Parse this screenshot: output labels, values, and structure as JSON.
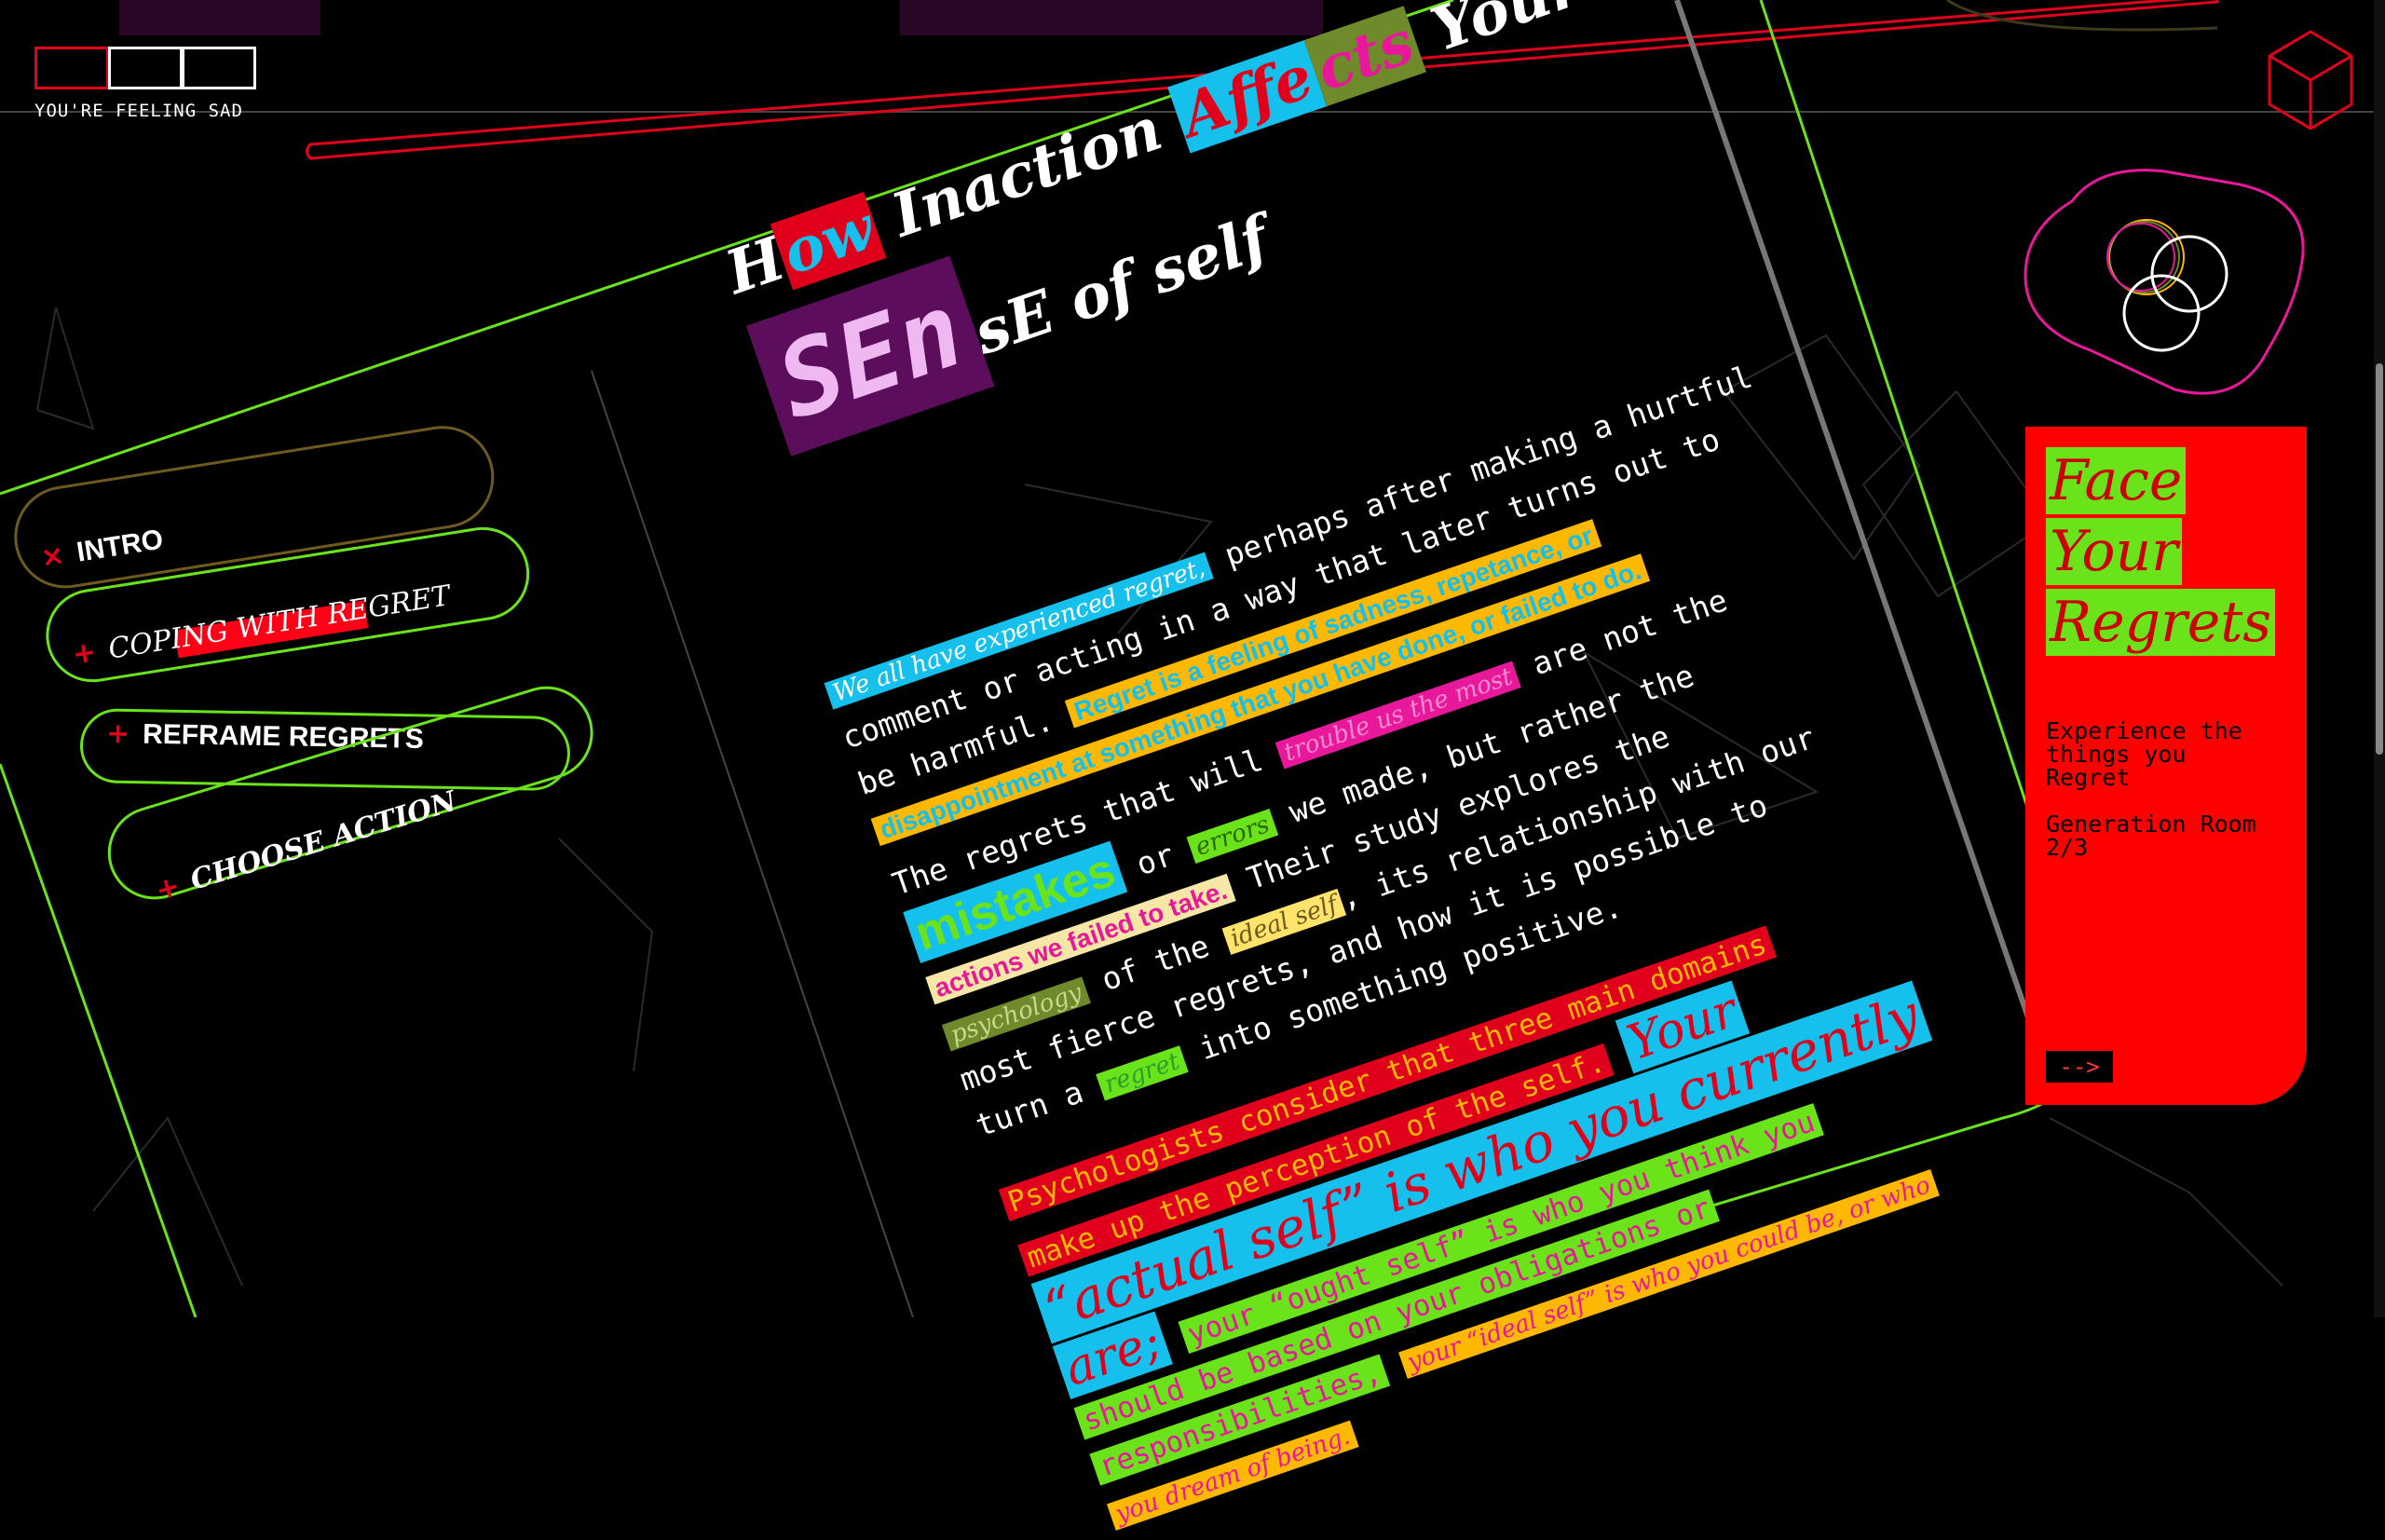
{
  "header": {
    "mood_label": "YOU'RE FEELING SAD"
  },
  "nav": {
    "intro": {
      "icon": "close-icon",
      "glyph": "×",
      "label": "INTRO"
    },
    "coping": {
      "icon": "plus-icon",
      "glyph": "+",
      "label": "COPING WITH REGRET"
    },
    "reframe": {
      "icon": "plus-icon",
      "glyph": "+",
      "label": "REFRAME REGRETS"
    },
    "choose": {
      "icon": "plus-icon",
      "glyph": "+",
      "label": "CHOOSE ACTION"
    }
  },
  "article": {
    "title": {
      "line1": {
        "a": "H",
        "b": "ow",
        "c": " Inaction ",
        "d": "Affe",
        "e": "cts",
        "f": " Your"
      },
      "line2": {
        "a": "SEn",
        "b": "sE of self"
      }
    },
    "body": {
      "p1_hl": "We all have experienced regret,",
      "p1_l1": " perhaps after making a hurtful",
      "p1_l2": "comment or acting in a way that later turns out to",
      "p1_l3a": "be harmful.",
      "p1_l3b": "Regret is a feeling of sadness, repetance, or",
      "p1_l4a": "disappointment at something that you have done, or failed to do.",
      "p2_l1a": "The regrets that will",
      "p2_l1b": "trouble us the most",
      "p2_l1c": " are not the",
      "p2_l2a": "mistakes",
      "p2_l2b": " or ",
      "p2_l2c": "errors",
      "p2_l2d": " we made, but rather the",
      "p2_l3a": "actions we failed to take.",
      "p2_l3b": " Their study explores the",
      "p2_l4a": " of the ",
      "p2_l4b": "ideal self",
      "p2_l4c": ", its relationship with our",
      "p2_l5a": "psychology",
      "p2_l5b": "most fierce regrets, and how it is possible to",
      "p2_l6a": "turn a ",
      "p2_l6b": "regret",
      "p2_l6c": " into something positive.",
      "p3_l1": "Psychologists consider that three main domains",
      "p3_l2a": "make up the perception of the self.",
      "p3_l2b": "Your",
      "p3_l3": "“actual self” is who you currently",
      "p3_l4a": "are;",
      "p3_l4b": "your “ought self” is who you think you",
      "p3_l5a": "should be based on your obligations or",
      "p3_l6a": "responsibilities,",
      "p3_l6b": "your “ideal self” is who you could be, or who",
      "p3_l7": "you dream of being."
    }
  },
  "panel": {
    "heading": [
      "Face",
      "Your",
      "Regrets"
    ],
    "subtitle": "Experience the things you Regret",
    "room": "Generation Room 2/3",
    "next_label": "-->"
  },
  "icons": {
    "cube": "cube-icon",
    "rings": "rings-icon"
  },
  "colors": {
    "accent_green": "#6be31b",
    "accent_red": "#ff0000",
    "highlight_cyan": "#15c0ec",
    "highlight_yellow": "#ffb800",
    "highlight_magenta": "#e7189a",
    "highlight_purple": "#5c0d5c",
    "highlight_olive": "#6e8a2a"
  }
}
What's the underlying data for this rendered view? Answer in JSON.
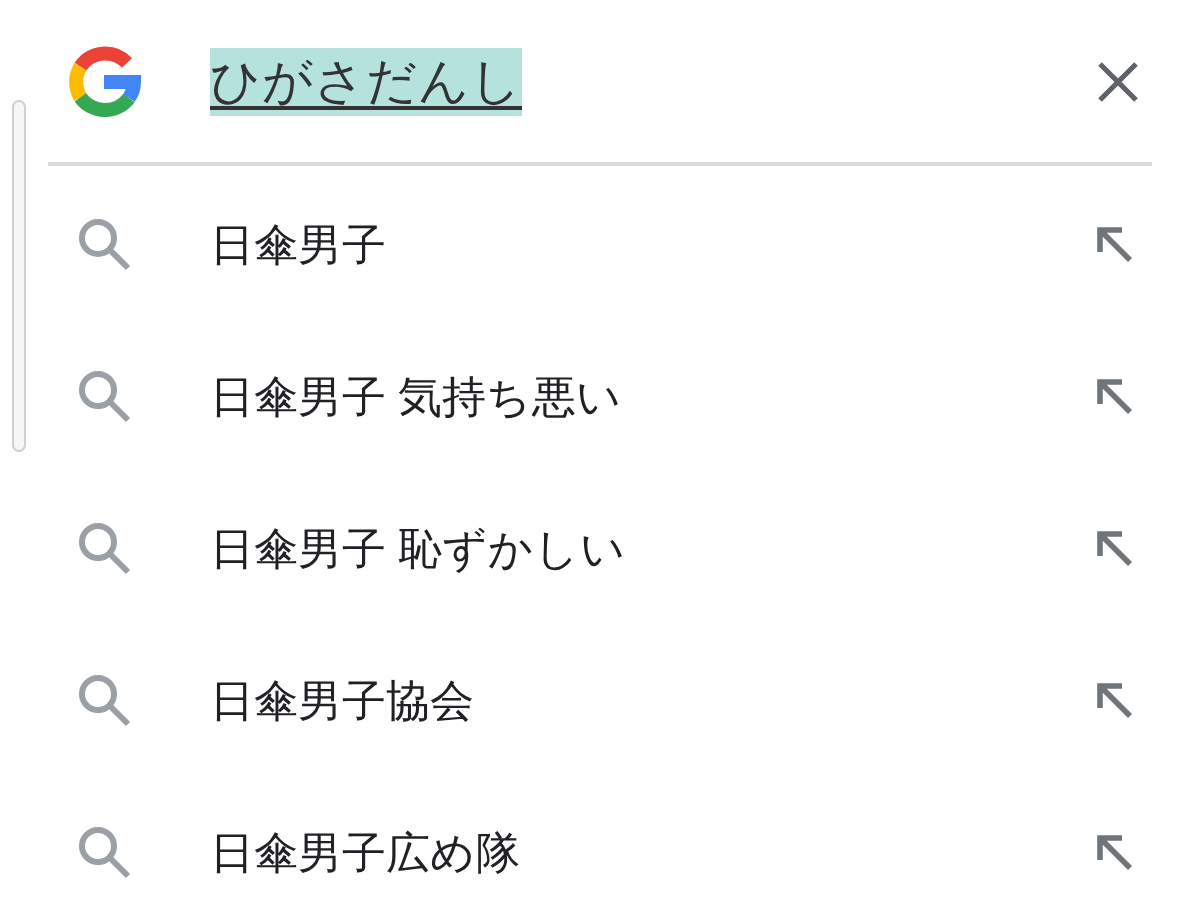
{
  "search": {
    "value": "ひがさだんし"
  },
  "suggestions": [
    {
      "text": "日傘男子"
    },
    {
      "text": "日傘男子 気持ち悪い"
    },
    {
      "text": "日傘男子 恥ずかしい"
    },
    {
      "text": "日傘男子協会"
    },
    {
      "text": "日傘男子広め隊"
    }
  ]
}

____

## INSTRUCTIONS FOR THE TASK
Print out the material word for word, omitting the pictures.

## RESULT
Parse this screenshot: output labels, values, and structure as JSON.
{
  "header": {
    "mood_label": "YOU'RE FEELING SAD"
  },
  "nav": {
    "intro": {
      "icon": "close-icon",
      "glyph": "×",
      "label": "INTRO"
    },
    "coping": {
      "icon": "plus-icon",
      "glyph": "+",
      "label": "COPING WITH REGRET"
    },
    "reframe": {
      "icon": "plus-icon",
      "glyph": "+",
      "label": "REFRAME REGRETS"
    },
    "choose": {
      "icon": "plus-icon",
      "glyph": "+",
      "label": "CHOOSE ACTION"
    }
  },
  "article": {
    "title": {
      "line1": {
        "a": "H",
        "b": "ow",
        "c": " Inaction ",
        "d": "Affe",
        "e": "cts",
        "f": " Your"
      },
      "line2": {
        "a": "SEn",
        "b": "sE of self"
      }
    },
    "body": {
      "p1_hl": "We all have experienced regret,",
      "p1_l1": " perhaps after making a hurtful",
      "p1_l2": "comment or acting in a way that later turns out to",
      "p1_l3a": "be harmful.",
      "p1_l3b": "Regret is a feeling of sadness, repetance, or",
      "p1_l4a": "disappointment at something that you have done, or failed to do.",
      "p2_l1a": "The regrets that will",
      "p2_l1b": "trouble us the most",
      "p2_l1c": " are not the",
      "p2_l2a": "mistakes",
      "p2_l2b": " or ",
      "p2_l2c": "errors",
      "p2_l2d": " we made, but rather the",
      "p2_l3a": "actions we failed to take.",
      "p2_l3b": " Their study explores the",
      "p2_l4a": " of the ",
      "p2_l4b": "ideal self",
      "p2_l4c": ", its relationship with our",
      "p2_l5a": "psychology",
      "p2_l5b": "most fierce regrets, and how it is possible to",
      "p2_l6a": "turn a ",
      "p2_l6b": "regret",
      "p2_l6c": " into something positive.",
      "p3_l1": "Psychologists consider that three main domains",
      "p3_l2a": "make up the perception of the self.",
      "p3_l2b": "Your",
      "p3_l3": "“actual self” is who you currently",
      "p3_l4a": "are;",
      "p3_l4b": "your “ought self” is who you think you",
      "p3_l5a": "should be based on your obligations or",
      "p3_l6a": "responsibilities,",
      "p3_l6b": "your “ideal self” is who you could be, or who",
      "p3_l7": "you dream of being."
    }
  },
  "panel": {
    "heading": [
      "Face",
      "Your",
      "Regrets"
    ],
    "subtitle": "Experience the things you Regret",
    "room": "Generation Room 2/3",
    "next_label": "-->"
  },
  "icons": {
    "cube": "cube-icon",
    "rings": "rings-icon"
  },
  "colors": {
    "accent_green": "#6be31b",
    "accent_red": "#ff0000",
    "highlight_cyan": "#15c0ec",
    "highlight_yellow": "#ffb800",
    "highlight_magenta": "#e7189a",
    "highlight_purple": "#5c0d5c",
    "highlight_olive": "#6e8a2a"
  }
}
What's the underlying data for this rendered view? Answer in JSON.
{
  "search": {
    "value": "ひがさだんし"
  },
  "suggestions": [
    {
      "text": "日傘男子"
    },
    {
      "text": "日傘男子 気持ち悪い"
    },
    {
      "text": "日傘男子 恥ずかしい"
    },
    {
      "text": "日傘男子協会"
    },
    {
      "text": "日傘男子広め隊"
    }
  ]
}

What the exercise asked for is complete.